**SUPPLIED INFORMATION**
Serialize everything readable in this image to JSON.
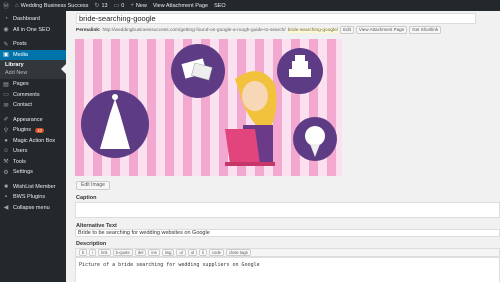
{
  "adminbar": {
    "site_name": "Wedding Business Success",
    "updates": "13",
    "comments": "0",
    "new_label": "New",
    "view_label": "View Attachment Page",
    "seo_label": "SEO"
  },
  "sidebar": {
    "items": [
      {
        "label": "Dashboard",
        "icon": "dashboard-icon"
      },
      {
        "label": "All in One SEO",
        "icon": "seo-icon"
      },
      {
        "label": "Posts",
        "icon": "posts-icon"
      },
      {
        "label": "Media",
        "icon": "media-icon"
      },
      {
        "label": "Pages",
        "icon": "pages-icon"
      },
      {
        "label": "Comments",
        "icon": "comments-icon"
      },
      {
        "label": "Contact",
        "icon": "contact-icon"
      },
      {
        "label": "Appearance",
        "icon": "appearance-icon"
      },
      {
        "label": "Plugins",
        "icon": "plugins-icon",
        "badge": "10"
      },
      {
        "label": "Magic Action Box",
        "icon": "magic-box-icon"
      },
      {
        "label": "Users",
        "icon": "users-icon"
      },
      {
        "label": "Tools",
        "icon": "tools-icon"
      },
      {
        "label": "Settings",
        "icon": "settings-icon"
      },
      {
        "label": "WishList Member",
        "icon": "wishlist-icon"
      },
      {
        "label": "BWS Plugins",
        "icon": "bws-icon"
      },
      {
        "label": "Collapse menu",
        "icon": "collapse-icon"
      }
    ],
    "submenu": [
      "Library",
      "Add New"
    ]
  },
  "main": {
    "title": "bride-searching-google",
    "permalink_label": "Permalink:",
    "permalink_base": "http://weddingbusinesssuccess.com/getting-found-on-google-a-rough-guide-to-search/",
    "permalink_slug": "bride-searching-google/",
    "edit_btn": "Edit",
    "view_btn": "View Attachment Page",
    "shortlink_btn": "Get Shortlink",
    "edit_image": "Edit Image",
    "caption_label": "Caption",
    "caption_value": "",
    "alt_label": "Alternative Text",
    "alt_value": "Bride to be searching for wedding websites on Google",
    "desc_label": "Description",
    "toolbar": [
      "b",
      "i",
      "link",
      "b-quote",
      "del",
      "ins",
      "img",
      "ul",
      "ol",
      "li",
      "code",
      "close tags"
    ],
    "description": "Picture of a bride searching for wedding suppliers on Google"
  },
  "colors": {
    "adminbar_bg": "#23282d",
    "active_menu": "#0073aa",
    "badge": "#d54e21",
    "stripe_pink": "#f3a8d0",
    "circle_purple": "#5d3c85"
  }
}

**TASK DETAILS**
Copy every line above word for word and exclude the pictures.

**OUTPUT FOR THIS EXERCISE**
Serialize everything readable in this image to JSON.
{
  "adminbar": {
    "site_name": "Wedding Business Success",
    "updates": "13",
    "comments": "0",
    "new_label": "New",
    "view_label": "View Attachment Page",
    "seo_label": "SEO"
  },
  "sidebar": {
    "items": [
      {
        "label": "Dashboard",
        "icon": "dashboard-icon"
      },
      {
        "label": "All in One SEO",
        "icon": "seo-icon"
      },
      {
        "label": "Posts",
        "icon": "posts-icon"
      },
      {
        "label": "Media",
        "icon": "media-icon"
      },
      {
        "label": "Pages",
        "icon": "pages-icon"
      },
      {
        "label": "Comments",
        "icon": "comments-icon"
      },
      {
        "label": "Contact",
        "icon": "contact-icon"
      },
      {
        "label": "Appearance",
        "icon": "appearance-icon"
      },
      {
        "label": "Plugins",
        "icon": "plugins-icon",
        "badge": "10"
      },
      {
        "label": "Magic Action Box",
        "icon": "magic-box-icon"
      },
      {
        "label": "Users",
        "icon": "users-icon"
      },
      {
        "label": "Tools",
        "icon": "tools-icon"
      },
      {
        "label": "Settings",
        "icon": "settings-icon"
      },
      {
        "label": "WishList Member",
        "icon": "wishlist-icon"
      },
      {
        "label": "BWS Plugins",
        "icon": "bws-icon"
      },
      {
        "label": "Collapse menu",
        "icon": "collapse-icon"
      }
    ],
    "submenu": [
      "Library",
      "Add New"
    ]
  },
  "main": {
    "title": "bride-searching-google",
    "permalink_label": "Permalink:",
    "permalink_base": "http://weddingbusinesssuccess.com/getting-found-on-google-a-rough-guide-to-search/",
    "permalink_slug": "bride-searching-google/",
    "edit_btn": "Edit",
    "view_btn": "View Attachment Page",
    "shortlink_btn": "Get Shortlink",
    "edit_image": "Edit Image",
    "caption_label": "Caption",
    "caption_value": "",
    "alt_label": "Alternative Text",
    "alt_value": "Bride to be searching for wedding websites on Google",
    "desc_label": "Description",
    "toolbar": [
      "b",
      "i",
      "link",
      "b-quote",
      "del",
      "ins",
      "img",
      "ul",
      "ol",
      "li",
      "code",
      "close tags"
    ],
    "description": "Picture of a bride searching for wedding suppliers on Google"
  },
  "colors": {
    "adminbar_bg": "#23282d",
    "active_menu": "#0073aa",
    "badge": "#d54e21",
    "stripe_pink": "#f3a8d0",
    "circle_purple": "#5d3c85"
  }
}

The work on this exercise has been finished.